* [INSTRUCTION]
In the records below, find each line containing the word "Administrator" and copy it.

* [Stored data]
◆ ◆ ◆

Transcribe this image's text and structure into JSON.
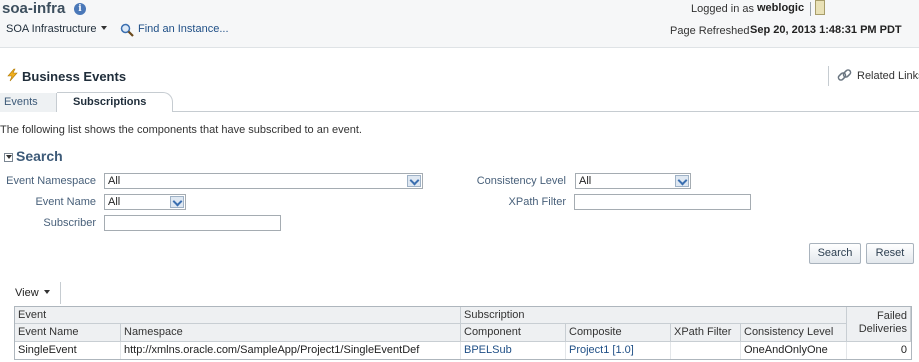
{
  "header": {
    "app_title": "soa-infra",
    "info_icon": "info-icon",
    "soa_menu_label": "SOA Infrastructure",
    "find_instance_label": "Find an Instance...",
    "logged_in_label": "Logged in as",
    "logged_in_user": "weblogic",
    "page_refreshed_label": "Page Refreshed",
    "page_refreshed_value": "Sep 20, 2013 1:48:31 PM PDT"
  },
  "page": {
    "title": "Business Events",
    "related_links": "Related Links"
  },
  "tabs": [
    {
      "label": "Events",
      "selected": false
    },
    {
      "label": "Subscriptions",
      "selected": true
    }
  ],
  "intro_text": "The following list shows the components that have subscribed to an event.",
  "search": {
    "title": "Search",
    "event_namespace_label": "Event Namespace",
    "event_namespace_value": "All",
    "event_name_label": "Event Name",
    "event_name_value": "All",
    "subscriber_label": "Subscriber",
    "subscriber_value": "",
    "consistency_level_label": "Consistency Level",
    "consistency_level_value": "All",
    "xpath_filter_label": "XPath Filter",
    "xpath_filter_value": "",
    "search_button": "Search",
    "reset_button": "Reset"
  },
  "toolbar": {
    "view_label": "View"
  },
  "table": {
    "group_headers": {
      "event": "Event",
      "subscription": "Subscription"
    },
    "columns": {
      "event_name": "Event Name",
      "namespace": "Namespace",
      "component": "Component",
      "composite": "Composite",
      "xpath_filter": "XPath Filter",
      "consistency_level": "Consistency Level",
      "failed_deliveries_line1": "Failed",
      "failed_deliveries_line2": "Deliveries"
    },
    "rows": [
      {
        "event_name": "SingleEvent",
        "namespace": "http://xmlns.oracle.com/SampleApp/Project1/SingleEventDef",
        "component": "BPELSub",
        "composite": "Project1 [1.0]",
        "xpath_filter": "",
        "consistency_level": "OneAndOnlyOne",
        "failed_deliveries": "0"
      }
    ]
  },
  "colors": {
    "link": "#1f4f86",
    "label": "#48607a",
    "header_bg": "#eef0f2"
  }
}
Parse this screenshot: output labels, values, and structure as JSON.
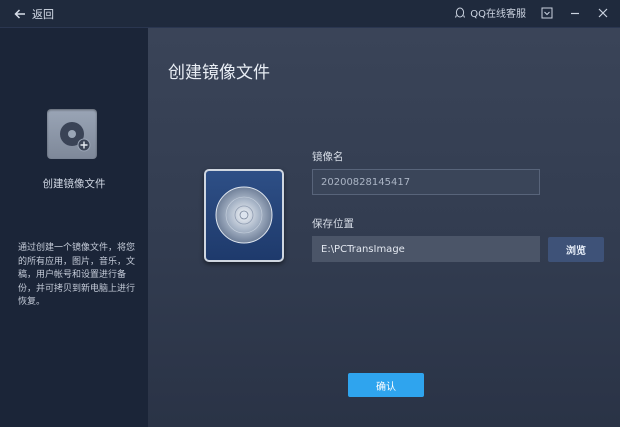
{
  "titlebar": {
    "back_label": "返回",
    "support_label": "QQ在线客服",
    "icons": [
      "back-arrow-icon",
      "qq-penguin-icon",
      "dropdown-menu-icon",
      "minimize-icon",
      "close-icon"
    ]
  },
  "sidebar": {
    "item_title": "创建镜像文件",
    "description": "通过创建一个镜像文件，将您的所有应用，图片，音乐，文稿，用户帐号和设置进行备份，并可拷贝到新电脑上进行恢复。",
    "icon": "disc-add-icon"
  },
  "main": {
    "title": "创建镜像文件",
    "image_name_label": "镜像名",
    "image_name_value": "20200828145417",
    "save_location_label": "保存位置",
    "save_location_value": "E:\\PCTransImage",
    "browse_label": "浏览",
    "confirm_label": "确认",
    "image_icon": "disc-image-icon"
  },
  "colors": {
    "titlebar_bg": "#1f2a3d",
    "sidebar_bg": "#1b2538",
    "main_bg": "#363f53",
    "accent": "#2fa4ee",
    "browse_bg": "#3e5278"
  }
}
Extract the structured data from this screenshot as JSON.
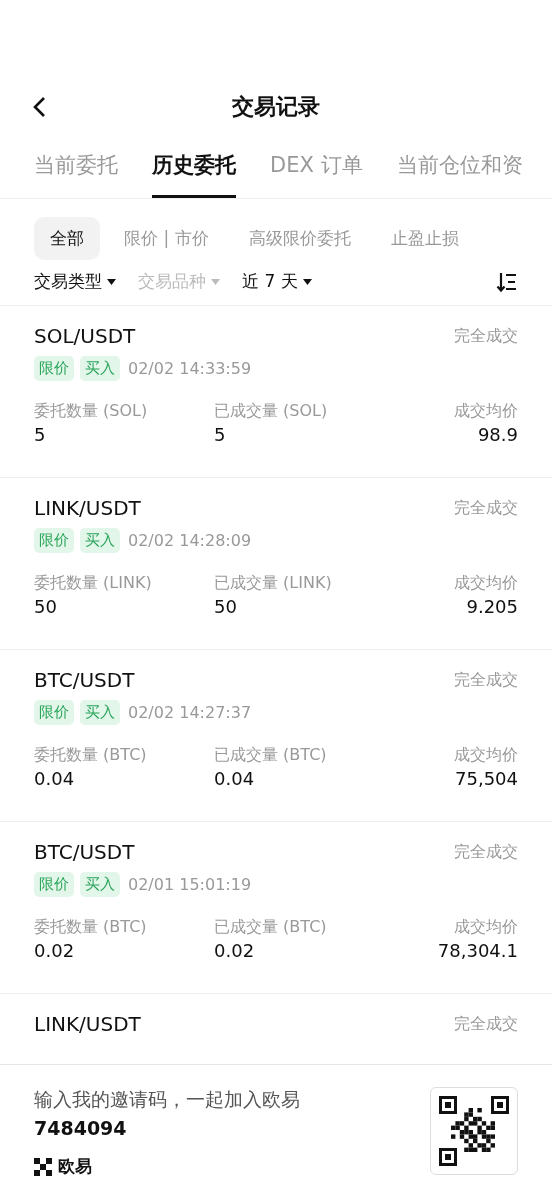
{
  "header": {
    "title": "交易记录"
  },
  "tabs": [
    {
      "label": "当前委托",
      "selected": false
    },
    {
      "label": "历史委托",
      "selected": true
    },
    {
      "label": "DEX 订单",
      "selected": false
    },
    {
      "label": "当前仓位和资",
      "selected": false
    }
  ],
  "chips": [
    {
      "label": "全部",
      "selected": true
    },
    {
      "label": "限价 | 市价",
      "selected": false
    },
    {
      "label": "高级限价委托",
      "selected": false
    },
    {
      "label": "止盈止损",
      "selected": false
    }
  ],
  "filters": [
    {
      "label": "交易类型",
      "disabled": false
    },
    {
      "label": "交易品种",
      "disabled": true
    },
    {
      "label": "近 7 天",
      "disabled": false
    }
  ],
  "orders": [
    {
      "pair": "SOL/USDT",
      "status": "完全成交",
      "tags": [
        "限价",
        "买入"
      ],
      "time": "02/02 14:33:59",
      "fields": [
        {
          "label": "委托数量 (SOL)",
          "value": "5"
        },
        {
          "label": "已成交量 (SOL)",
          "value": "5"
        },
        {
          "label": "成交均价",
          "value": "98.9"
        }
      ]
    },
    {
      "pair": "LINK/USDT",
      "status": "完全成交",
      "tags": [
        "限价",
        "买入"
      ],
      "time": "02/02 14:28:09",
      "fields": [
        {
          "label": "委托数量 (LINK)",
          "value": "50"
        },
        {
          "label": "已成交量 (LINK)",
          "value": "50"
        },
        {
          "label": "成交均价",
          "value": "9.205"
        }
      ]
    },
    {
      "pair": "BTC/USDT",
      "status": "完全成交",
      "tags": [
        "限价",
        "买入"
      ],
      "time": "02/02 14:27:37",
      "fields": [
        {
          "label": "委托数量 (BTC)",
          "value": "0.04"
        },
        {
          "label": "已成交量 (BTC)",
          "value": "0.04"
        },
        {
          "label": "成交均价",
          "value": "75,504"
        }
      ]
    },
    {
      "pair": "BTC/USDT",
      "status": "完全成交",
      "tags": [
        "限价",
        "买入"
      ],
      "time": "02/01 15:01:19",
      "fields": [
        {
          "label": "委托数量 (BTC)",
          "value": "0.02"
        },
        {
          "label": "已成交量 (BTC)",
          "value": "0.02"
        },
        {
          "label": "成交均价",
          "value": "78,304.1"
        }
      ]
    },
    {
      "pair": "LINK/USDT",
      "status": "完全成交"
    }
  ],
  "invite": {
    "text": "输入我的邀请码，一起加入欧易",
    "code": "7484094",
    "brand": "欧易"
  }
}
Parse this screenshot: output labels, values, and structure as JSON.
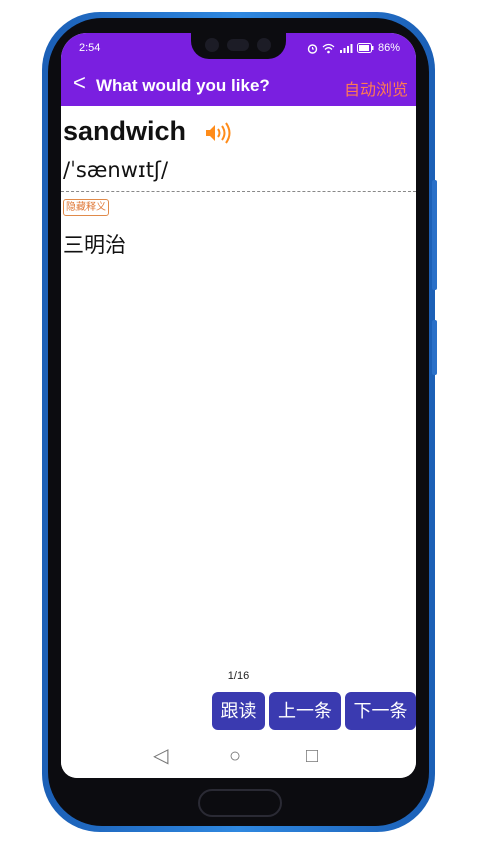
{
  "status": {
    "time": "2:54",
    "icons": "⏰ ≈ ⺆⺆.⺆⺆ ▭",
    "battery": "86%"
  },
  "appbar": {
    "back": "<",
    "title": "What would you like?",
    "action": "自动浏览"
  },
  "card": {
    "word": "sandwich",
    "phonetic": "/ˈsænwɪtʃ/",
    "hide_meaning": "隐藏释义",
    "meaning": "三明治"
  },
  "pager": {
    "counter": "1/16"
  },
  "buttons": {
    "follow": "跟读",
    "prev": "上一条",
    "next": "下一条"
  },
  "navbar": {
    "back": "◁",
    "home": "○",
    "recents": "□"
  },
  "colors": {
    "appbar": "#7a1fe0",
    "button": "#3a3ab0",
    "accent": "#ff7a52",
    "speaker": "#ff8c1a"
  }
}
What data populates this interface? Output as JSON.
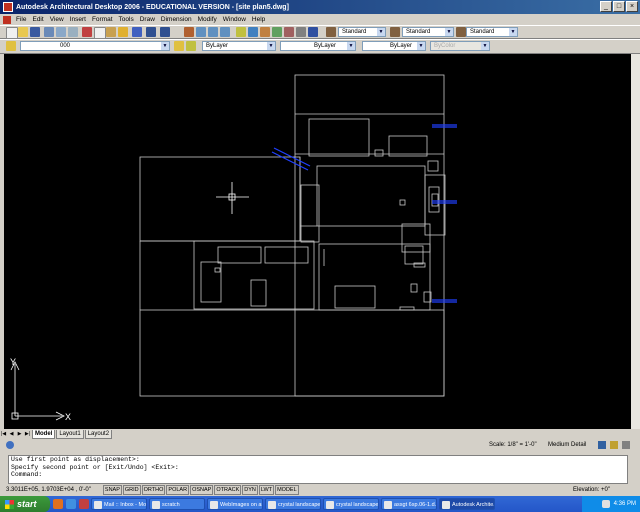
{
  "window": {
    "title": "Autodesk Architectural Desktop 2006 - EDUCATIONAL VERSION - [site plan5.dwg]",
    "min": "_",
    "max": "□",
    "close": "×"
  },
  "menu": [
    "File",
    "Edit",
    "View",
    "Insert",
    "Format",
    "Tools",
    "Draw",
    "Dimension",
    "Modify",
    "Window",
    "Help"
  ],
  "styles": {
    "text_style": "Standard",
    "dim_style": "Standard",
    "table_style": "Standard"
  },
  "layers": {
    "current": "000",
    "color": "ByLayer",
    "linetype": "ByLayer",
    "lineweight": "ByLayer",
    "plotstyle": "ByColor"
  },
  "layout_tabs": [
    "Model",
    "Layout1",
    "Layout2"
  ],
  "status_view": {
    "scale_label": "Scale: 1/8\" = 1'-0\"",
    "detail": "Medium Detail"
  },
  "command": {
    "lines": [
      "Use first point as displacement>:",
      "Specify second point or [Exit/Undo] <Exit>:",
      "Command:"
    ]
  },
  "statusbar": {
    "coords": "3.3011E+05, 1.9703E+04 , 0'-0\"",
    "buttons": [
      "SNAP",
      "GRID",
      "ORTHO",
      "POLAR",
      "OSNAP",
      "OTRACK",
      "DYN",
      "LWT",
      "MODEL"
    ],
    "elevation": "Elevation: +0\""
  },
  "ucs": {
    "x": "X",
    "y": "Y"
  },
  "taskbar": {
    "start": "start",
    "tasks": [
      "Mail :: Inbox - Mo...",
      "scratch",
      "WebImages on ar...",
      "crystal landscape...",
      "crystal landscape...",
      "assgt 6sp.06-1.d...",
      "Autodesk Archite..."
    ],
    "clock": "4:36 PM"
  },
  "colors": {
    "titlebar": "#0a246a",
    "canvas": "#000000",
    "taskbar": "#2456c8",
    "start": "#2e7d2e"
  }
}
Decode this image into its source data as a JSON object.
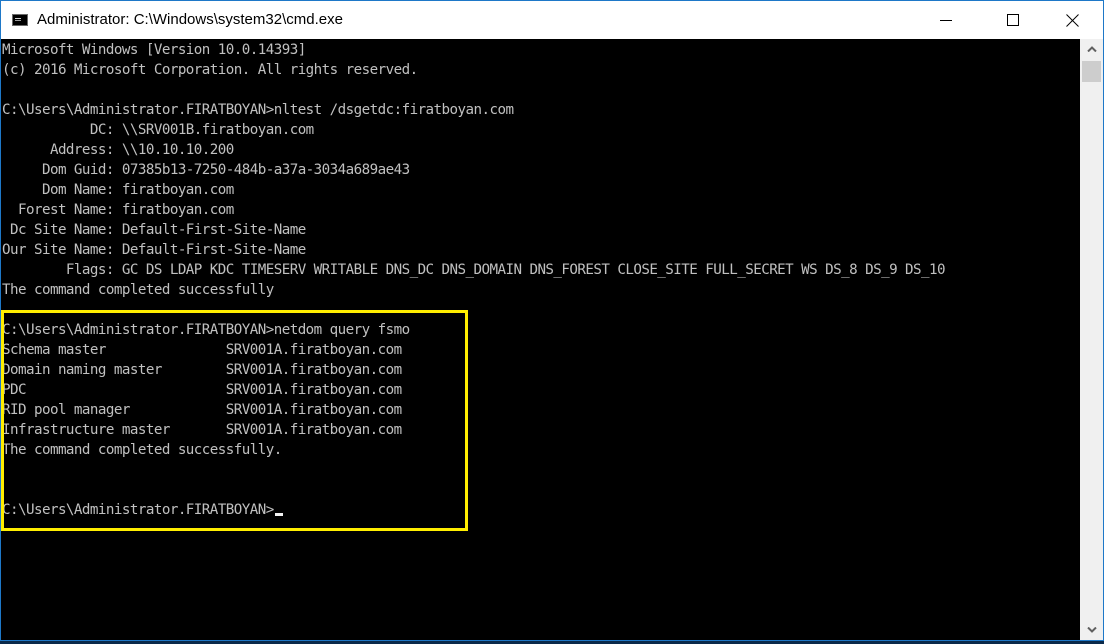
{
  "window": {
    "title": "Administrator: C:\\Windows\\system32\\cmd.exe",
    "buttons": {
      "minimize": "minimize-icon",
      "maximize": "maximize-icon",
      "close": "close-icon"
    }
  },
  "console": {
    "lines": [
      "Microsoft Windows [Version 10.0.14393]",
      "(c) 2016 Microsoft Corporation. All rights reserved.",
      "",
      "C:\\Users\\Administrator.FIRATBOYAN>nltest /dsgetdc:firatboyan.com",
      "           DC: \\\\SRV001B.firatboyan.com",
      "      Address: \\\\10.10.10.200",
      "     Dom Guid: 07385b13-7250-484b-a37a-3034a689ae43",
      "     Dom Name: firatboyan.com",
      "  Forest Name: firatboyan.com",
      " Dc Site Name: Default-First-Site-Name",
      "Our Site Name: Default-First-Site-Name",
      "        Flags: GC DS LDAP KDC TIMESERV WRITABLE DNS_DC DNS_DOMAIN DNS_FOREST CLOSE_SITE FULL_SECRET WS DS_8 DS_9 DS_10",
      "The command completed successfully",
      "",
      "C:\\Users\\Administrator.FIRATBOYAN>netdom query fsmo",
      "Schema master               SRV001A.firatboyan.com",
      "Domain naming master        SRV001A.firatboyan.com",
      "PDC                         SRV001A.firatboyan.com",
      "RID pool manager            SRV001A.firatboyan.com",
      "Infrastructure master       SRV001A.firatboyan.com",
      "The command completed successfully.",
      "",
      "",
      "C:\\Users\\Administrator.FIRATBOYAN>"
    ]
  },
  "colors": {
    "highlight": "#ffee00",
    "console_text": "#c0c0c0",
    "console_bg": "#000000",
    "window_border": "#1e78c8"
  }
}
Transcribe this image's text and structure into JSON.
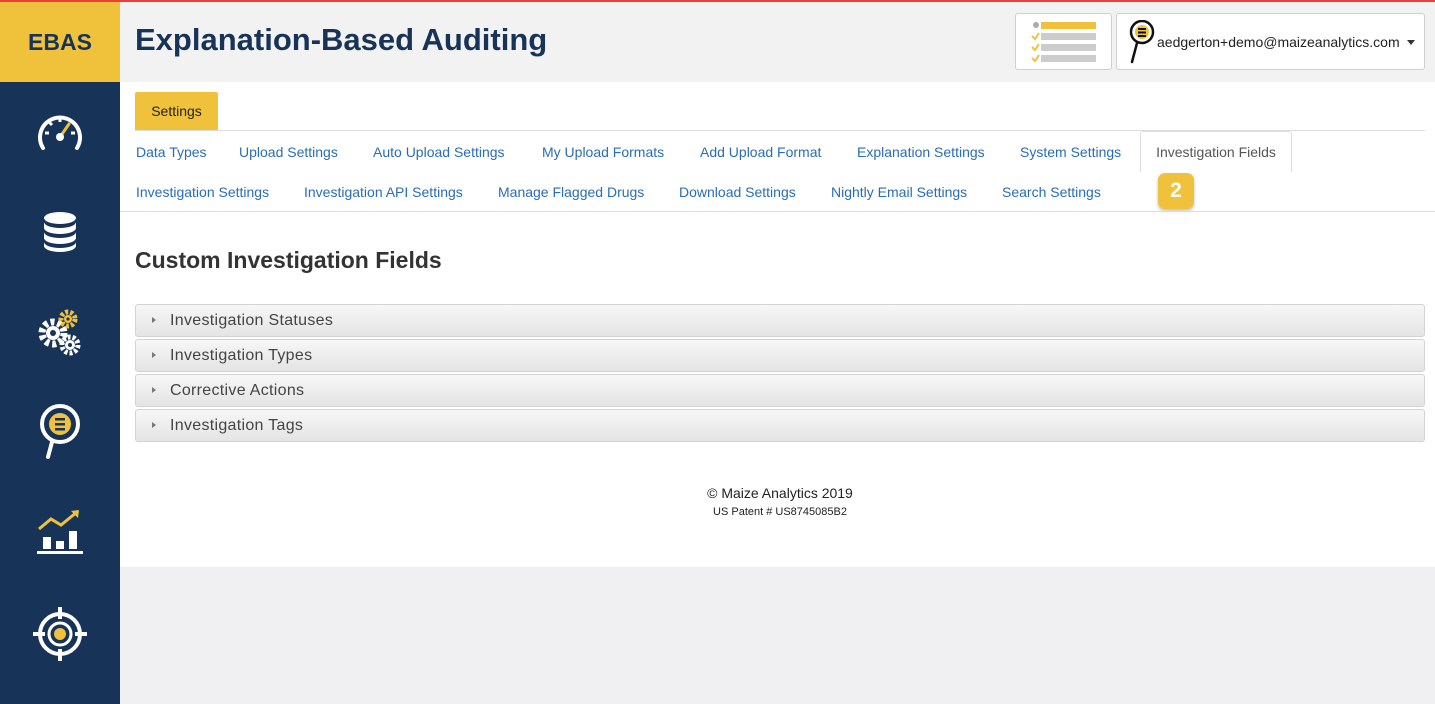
{
  "brand": "EBAS",
  "app_title": "Explanation-Based Auditing",
  "colors": {
    "sidebar": "#173358",
    "accent": "#f0c23c",
    "link": "#2a6db0",
    "top_border": "#e8413a"
  },
  "sidebar": {
    "items": [
      {
        "icon": "speedometer-icon"
      },
      {
        "icon": "database-icon"
      },
      {
        "icon": "gears-icon"
      },
      {
        "icon": "magnifier-list-icon"
      },
      {
        "icon": "analytics-chart-icon"
      },
      {
        "icon": "target-icon"
      }
    ]
  },
  "header": {
    "tasks_icon": "checklist-icon",
    "user_icon": "magnifier-list-icon",
    "user_email": "aedgerton+demo@maizeanalytics.com"
  },
  "main_tab": "Settings",
  "subtabs_row1": [
    "Data Types",
    "Upload Settings",
    "Auto Upload Settings",
    "My Upload Formats",
    "Add Upload Format",
    "Explanation Settings",
    "System Settings"
  ],
  "active_subtab": "Investigation Fields",
  "subtabs_row2": [
    "Investigation Settings",
    "Investigation API Settings",
    "Manage Flagged Drugs",
    "Download Settings",
    "Nightly Email Settings",
    "Search Settings"
  ],
  "step_badge": "2",
  "section_title": "Custom Investigation Fields",
  "accordion": [
    "Investigation Statuses",
    "Investigation Types",
    "Corrective Actions",
    "Investigation Tags"
  ],
  "footer": {
    "copyright": "© Maize Analytics 2019",
    "patent": "US Patent # US8745085B2"
  }
}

◆ ◆ ◆

* [SOLUTION TO THE PROBLEM]
    "title": "Administrator: C:\\Windows\\system32\\cmd.exe",
      "C:\\Users\\Administrator.FIRATBOYAN>nltest /dsgetdc:firatboyan.com",
      "C:\\Users\\Administrator.FIRATBOYAN>netdom query fsmo",
      "C:\\Users\\Administrator.FIRATBOYAN>"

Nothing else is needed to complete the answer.